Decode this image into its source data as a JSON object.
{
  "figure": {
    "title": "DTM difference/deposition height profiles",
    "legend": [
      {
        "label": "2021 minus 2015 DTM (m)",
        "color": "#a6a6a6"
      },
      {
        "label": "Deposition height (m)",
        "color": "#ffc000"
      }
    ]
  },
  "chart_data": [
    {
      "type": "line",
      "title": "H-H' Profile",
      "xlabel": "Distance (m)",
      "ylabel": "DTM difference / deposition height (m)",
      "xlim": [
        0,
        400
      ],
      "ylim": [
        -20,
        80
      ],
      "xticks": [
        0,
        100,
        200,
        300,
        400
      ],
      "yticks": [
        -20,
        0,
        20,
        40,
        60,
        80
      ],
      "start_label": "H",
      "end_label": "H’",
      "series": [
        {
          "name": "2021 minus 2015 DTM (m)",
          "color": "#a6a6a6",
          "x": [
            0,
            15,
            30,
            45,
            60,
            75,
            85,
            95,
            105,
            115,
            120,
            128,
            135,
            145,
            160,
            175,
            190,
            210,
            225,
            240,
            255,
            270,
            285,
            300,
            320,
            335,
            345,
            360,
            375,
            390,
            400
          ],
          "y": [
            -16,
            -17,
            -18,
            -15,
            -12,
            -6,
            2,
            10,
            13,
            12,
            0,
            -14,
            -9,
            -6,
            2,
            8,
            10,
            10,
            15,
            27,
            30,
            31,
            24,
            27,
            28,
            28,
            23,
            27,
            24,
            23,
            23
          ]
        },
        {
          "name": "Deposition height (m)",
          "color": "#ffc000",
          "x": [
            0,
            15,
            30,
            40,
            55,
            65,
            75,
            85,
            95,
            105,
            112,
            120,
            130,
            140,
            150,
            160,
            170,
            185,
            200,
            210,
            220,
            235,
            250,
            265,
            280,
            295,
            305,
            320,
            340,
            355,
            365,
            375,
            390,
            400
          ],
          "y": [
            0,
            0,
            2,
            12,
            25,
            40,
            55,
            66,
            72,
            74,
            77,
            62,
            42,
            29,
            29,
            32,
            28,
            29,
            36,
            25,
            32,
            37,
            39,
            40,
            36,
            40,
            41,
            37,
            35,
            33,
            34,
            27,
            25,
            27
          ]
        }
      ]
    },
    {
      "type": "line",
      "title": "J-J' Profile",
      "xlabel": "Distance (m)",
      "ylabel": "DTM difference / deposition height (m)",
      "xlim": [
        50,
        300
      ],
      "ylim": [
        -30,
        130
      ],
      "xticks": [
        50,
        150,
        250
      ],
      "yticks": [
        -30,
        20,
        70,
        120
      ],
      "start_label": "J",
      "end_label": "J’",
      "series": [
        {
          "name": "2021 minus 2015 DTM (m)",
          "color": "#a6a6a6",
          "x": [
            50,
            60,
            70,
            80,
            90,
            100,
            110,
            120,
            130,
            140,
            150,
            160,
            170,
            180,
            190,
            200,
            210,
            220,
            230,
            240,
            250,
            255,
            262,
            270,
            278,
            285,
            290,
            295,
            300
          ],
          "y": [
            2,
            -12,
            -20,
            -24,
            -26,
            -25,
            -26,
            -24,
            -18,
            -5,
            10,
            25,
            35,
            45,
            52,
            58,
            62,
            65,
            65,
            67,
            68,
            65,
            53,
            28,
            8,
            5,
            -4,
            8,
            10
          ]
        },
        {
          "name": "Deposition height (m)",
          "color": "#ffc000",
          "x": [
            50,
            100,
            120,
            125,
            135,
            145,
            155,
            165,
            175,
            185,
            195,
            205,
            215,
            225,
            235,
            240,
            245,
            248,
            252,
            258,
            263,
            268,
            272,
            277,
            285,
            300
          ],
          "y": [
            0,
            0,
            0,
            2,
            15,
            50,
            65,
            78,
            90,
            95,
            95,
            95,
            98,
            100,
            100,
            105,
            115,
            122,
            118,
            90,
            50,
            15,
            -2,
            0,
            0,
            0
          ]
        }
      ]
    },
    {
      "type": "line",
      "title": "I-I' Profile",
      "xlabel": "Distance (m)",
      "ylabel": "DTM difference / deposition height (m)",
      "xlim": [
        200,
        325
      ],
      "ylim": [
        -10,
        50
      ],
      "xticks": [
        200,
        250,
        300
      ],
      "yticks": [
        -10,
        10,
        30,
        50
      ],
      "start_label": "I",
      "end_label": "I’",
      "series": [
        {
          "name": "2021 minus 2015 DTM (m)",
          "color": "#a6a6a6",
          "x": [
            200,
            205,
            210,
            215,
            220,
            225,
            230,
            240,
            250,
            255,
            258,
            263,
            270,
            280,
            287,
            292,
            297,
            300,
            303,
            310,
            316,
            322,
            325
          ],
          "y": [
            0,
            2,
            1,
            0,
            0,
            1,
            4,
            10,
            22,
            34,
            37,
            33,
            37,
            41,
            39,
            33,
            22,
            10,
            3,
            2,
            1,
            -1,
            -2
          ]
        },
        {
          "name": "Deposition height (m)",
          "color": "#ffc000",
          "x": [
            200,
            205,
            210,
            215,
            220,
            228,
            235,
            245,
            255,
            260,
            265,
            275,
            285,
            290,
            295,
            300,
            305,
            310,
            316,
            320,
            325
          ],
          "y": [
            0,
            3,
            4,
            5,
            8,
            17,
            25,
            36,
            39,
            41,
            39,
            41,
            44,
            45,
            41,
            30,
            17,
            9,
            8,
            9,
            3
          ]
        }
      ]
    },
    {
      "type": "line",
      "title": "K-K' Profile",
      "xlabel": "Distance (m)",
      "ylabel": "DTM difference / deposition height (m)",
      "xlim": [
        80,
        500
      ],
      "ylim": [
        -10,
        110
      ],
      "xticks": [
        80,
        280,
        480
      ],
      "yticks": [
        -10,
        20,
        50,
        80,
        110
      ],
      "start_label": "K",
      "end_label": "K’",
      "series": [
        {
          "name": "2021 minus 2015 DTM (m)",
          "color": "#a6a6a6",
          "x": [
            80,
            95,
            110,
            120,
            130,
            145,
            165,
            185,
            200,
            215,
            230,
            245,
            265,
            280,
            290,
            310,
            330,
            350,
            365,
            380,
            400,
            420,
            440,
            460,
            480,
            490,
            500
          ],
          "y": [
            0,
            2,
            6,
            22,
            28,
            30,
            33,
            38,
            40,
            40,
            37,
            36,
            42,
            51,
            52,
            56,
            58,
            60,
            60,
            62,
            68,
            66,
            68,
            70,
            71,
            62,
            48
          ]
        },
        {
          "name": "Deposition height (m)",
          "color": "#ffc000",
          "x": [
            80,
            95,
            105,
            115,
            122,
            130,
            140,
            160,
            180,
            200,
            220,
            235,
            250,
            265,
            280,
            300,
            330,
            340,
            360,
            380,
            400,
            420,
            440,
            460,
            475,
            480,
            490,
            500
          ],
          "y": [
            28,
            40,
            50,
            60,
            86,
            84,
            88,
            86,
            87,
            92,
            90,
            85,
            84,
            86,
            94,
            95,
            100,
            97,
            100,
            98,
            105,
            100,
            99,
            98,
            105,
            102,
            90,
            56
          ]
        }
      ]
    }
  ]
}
-------
> [Stated task] Reproduce every record above exactly as it appears.

> [Written answer]
Decode this image into its source data as a JSON object.
{
  "figure": {
    "title": "DTM difference/deposition height profiles",
    "legend": [
      {
        "label": "2021 minus 2015 DTM (m)",
        "color": "#a6a6a6"
      },
      {
        "label": "Deposition height (m)",
        "color": "#ffc000"
      }
    ]
  },
  "chart_data": [
    {
      "type": "line",
      "title": "H-H' Profile",
      "xlabel": "Distance (m)",
      "ylabel": "DTM difference / deposition height (m)",
      "xlim": [
        0,
        400
      ],
      "ylim": [
        -20,
        80
      ],
      "xticks": [
        0,
        100,
        200,
        300,
        400
      ],
      "yticks": [
        -20,
        0,
        20,
        40,
        60,
        80
      ],
      "start_label": "H",
      "end_label": "H’",
      "series": [
        {
          "name": "2021 minus 2015 DTM (m)",
          "color": "#a6a6a6",
          "x": [
            0,
            15,
            30,
            45,
            60,
            75,
            85,
            95,
            105,
            115,
            120,
            128,
            135,
            145,
            160,
            175,
            190,
            210,
            225,
            240,
            255,
            270,
            285,
            300,
            320,
            335,
            345,
            360,
            375,
            390,
            400
          ],
          "y": [
            -16,
            -17,
            -18,
            -15,
            -12,
            -6,
            2,
            10,
            13,
            12,
            0,
            -14,
            -9,
            -6,
            2,
            8,
            10,
            10,
            15,
            27,
            30,
            31,
            24,
            27,
            28,
            28,
            23,
            27,
            24,
            23,
            23
          ]
        },
        {
          "name": "Deposition height (m)",
          "color": "#ffc000",
          "x": [
            0,
            15,
            30,
            40,
            55,
            65,
            75,
            85,
            95,
            105,
            112,
            120,
            130,
            140,
            150,
            160,
            170,
            185,
            200,
            210,
            220,
            235,
            250,
            265,
            280,
            295,
            305,
            320,
            340,
            355,
            365,
            375,
            390,
            400
          ],
          "y": [
            0,
            0,
            2,
            12,
            25,
            40,
            55,
            66,
            72,
            74,
            77,
            62,
            42,
            29,
            29,
            32,
            28,
            29,
            36,
            25,
            32,
            37,
            39,
            40,
            36,
            40,
            41,
            37,
            35,
            33,
            34,
            27,
            25,
            27
          ]
        }
      ]
    },
    {
      "type": "line",
      "title": "J-J' Profile",
      "xlabel": "Distance (m)",
      "ylabel": "DTM difference / deposition height (m)",
      "xlim": [
        50,
        300
      ],
      "ylim": [
        -30,
        130
      ],
      "xticks": [
        50,
        150,
        250
      ],
      "yticks": [
        -30,
        20,
        70,
        120
      ],
      "start_label": "J",
      "end_label": "J’",
      "series": [
        {
          "name": "2021 minus 2015 DTM (m)",
          "color": "#a6a6a6",
          "x": [
            50,
            60,
            70,
            80,
            90,
            100,
            110,
            120,
            130,
            140,
            150,
            160,
            170,
            180,
            190,
            200,
            210,
            220,
            230,
            240,
            250,
            255,
            262,
            270,
            278,
            285,
            290,
            295,
            300
          ],
          "y": [
            2,
            -12,
            -20,
            -24,
            -26,
            -25,
            -26,
            -24,
            -18,
            -5,
            10,
            25,
            35,
            45,
            52,
            58,
            62,
            65,
            65,
            67,
            68,
            65,
            53,
            28,
            8,
            5,
            -4,
            8,
            10
          ]
        },
        {
          "name": "Deposition height (m)",
          "color": "#ffc000",
          "x": [
            50,
            100,
            120,
            125,
            135,
            145,
            155,
            165,
            175,
            185,
            195,
            205,
            215,
            225,
            235,
            240,
            245,
            248,
            252,
            258,
            263,
            268,
            272,
            277,
            285,
            300
          ],
          "y": [
            0,
            0,
            0,
            2,
            15,
            50,
            65,
            78,
            90,
            95,
            95,
            95,
            98,
            100,
            100,
            105,
            115,
            122,
            118,
            90,
            50,
            15,
            -2,
            0,
            0,
            0
          ]
        }
      ]
    },
    {
      "type": "line",
      "title": "I-I' Profile",
      "xlabel": "Distance (m)",
      "ylabel": "DTM difference / deposition height (m)",
      "xlim": [
        200,
        325
      ],
      "ylim": [
        -10,
        50
      ],
      "xticks": [
        200,
        250,
        300
      ],
      "yticks": [
        -10,
        10,
        30,
        50
      ],
      "start_label": "I",
      "end_label": "I’",
      "series": [
        {
          "name": "2021 minus 2015 DTM (m)",
          "color": "#a6a6a6",
          "x": [
            200,
            205,
            210,
            215,
            220,
            225,
            230,
            240,
            250,
            255,
            258,
            263,
            270,
            280,
            287,
            292,
            297,
            300,
            303,
            310,
            316,
            322,
            325
          ],
          "y": [
            0,
            2,
            1,
            0,
            0,
            1,
            4,
            10,
            22,
            34,
            37,
            33,
            37,
            41,
            39,
            33,
            22,
            10,
            3,
            2,
            1,
            -1,
            -2
          ]
        },
        {
          "name": "Deposition height (m)",
          "color": "#ffc000",
          "x": [
            200,
            205,
            210,
            215,
            220,
            228,
            235,
            245,
            255,
            260,
            265,
            275,
            285,
            290,
            295,
            300,
            305,
            310,
            316,
            320,
            325
          ],
          "y": [
            0,
            3,
            4,
            5,
            8,
            17,
            25,
            36,
            39,
            41,
            39,
            41,
            44,
            45,
            41,
            30,
            17,
            9,
            8,
            9,
            3
          ]
        }
      ]
    },
    {
      "type": "line",
      "title": "K-K' Profile",
      "xlabel": "Distance (m)",
      "ylabel": "DTM difference / deposition height (m)",
      "xlim": [
        80,
        500
      ],
      "ylim": [
        -10,
        110
      ],
      "xticks": [
        80,
        280,
        480
      ],
      "yticks": [
        -10,
        20,
        50,
        80,
        110
      ],
      "start_label": "K",
      "end_label": "K’",
      "series": [
        {
          "name": "2021 minus 2015 DTM (m)",
          "color": "#a6a6a6",
          "x": [
            80,
            95,
            110,
            120,
            130,
            145,
            165,
            185,
            200,
            215,
            230,
            245,
            265,
            280,
            290,
            310,
            330,
            350,
            365,
            380,
            400,
            420,
            440,
            460,
            480,
            490,
            500
          ],
          "y": [
            0,
            2,
            6,
            22,
            28,
            30,
            33,
            38,
            40,
            40,
            37,
            36,
            42,
            51,
            52,
            56,
            58,
            60,
            60,
            62,
            68,
            66,
            68,
            70,
            71,
            62,
            48
          ]
        },
        {
          "name": "Deposition height (m)",
          "color": "#ffc000",
          "x": [
            80,
            95,
            105,
            115,
            122,
            130,
            140,
            160,
            180,
            200,
            220,
            235,
            250,
            265,
            280,
            300,
            330,
            340,
            360,
            380,
            400,
            420,
            440,
            460,
            475,
            480,
            490,
            500
          ],
          "y": [
            28,
            40,
            50,
            60,
            86,
            84,
            88,
            86,
            87,
            92,
            90,
            85,
            84,
            86,
            94,
            95,
            100,
            97,
            100,
            98,
            105,
            100,
            99,
            98,
            105,
            102,
            90,
            56
          ]
        }
      ]
    }
  ]
}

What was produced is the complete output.